** begin Data shown **

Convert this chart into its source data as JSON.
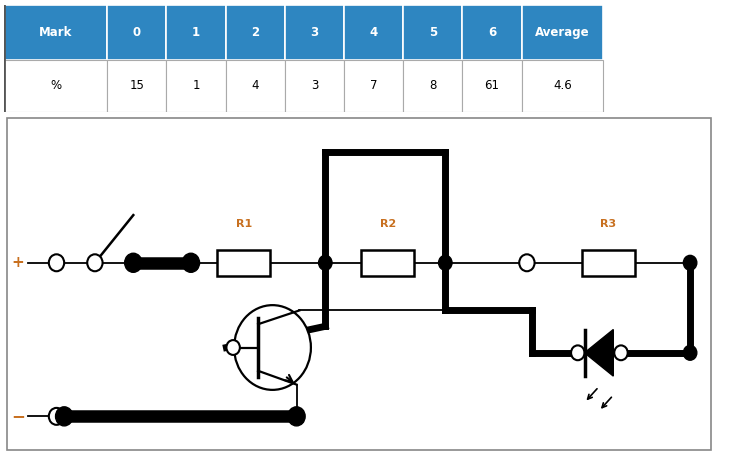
{
  "table_header": [
    "Mark",
    "0",
    "1",
    "2",
    "3",
    "4",
    "5",
    "6",
    "Average"
  ],
  "table_row": [
    "%",
    "15",
    "1",
    "4",
    "3",
    "7",
    "8",
    "61",
    "4.6"
  ],
  "header_color": "#2E86C1",
  "header_text_color": "#FFFFFF",
  "label_color": "#C87020",
  "wire_color": "#000000",
  "table_row_label_color": "#000000",
  "lw_thick": 5.0,
  "lw_thin": 1.3,
  "lw_resistor": 1.8
}
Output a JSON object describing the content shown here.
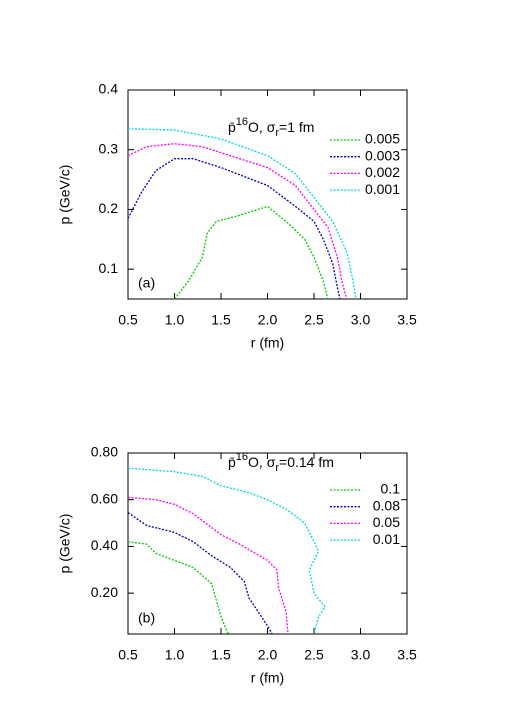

** end Data shown **

### Exercise directions
In your copy of the records, include no pictures; repeat everything else exactly.

### Exercise output
Convert this chart into its source data as JSON.
{
  "table_header": [
    "Mark",
    "0",
    "1",
    "2",
    "3",
    "4",
    "5",
    "6",
    "Average"
  ],
  "table_row": [
    "%",
    "15",
    "1",
    "4",
    "3",
    "7",
    "8",
    "61",
    "4.6"
  ],
  "header_color": "#2E86C1",
  "header_text_color": "#FFFFFF",
  "label_color": "#C87020",
  "wire_color": "#000000",
  "table_row_label_color": "#000000",
  "lw_thick": 5.0,
  "lw_thin": 1.3,
  "lw_resistor": 1.8
}
Output a JSON object describing the content shown here.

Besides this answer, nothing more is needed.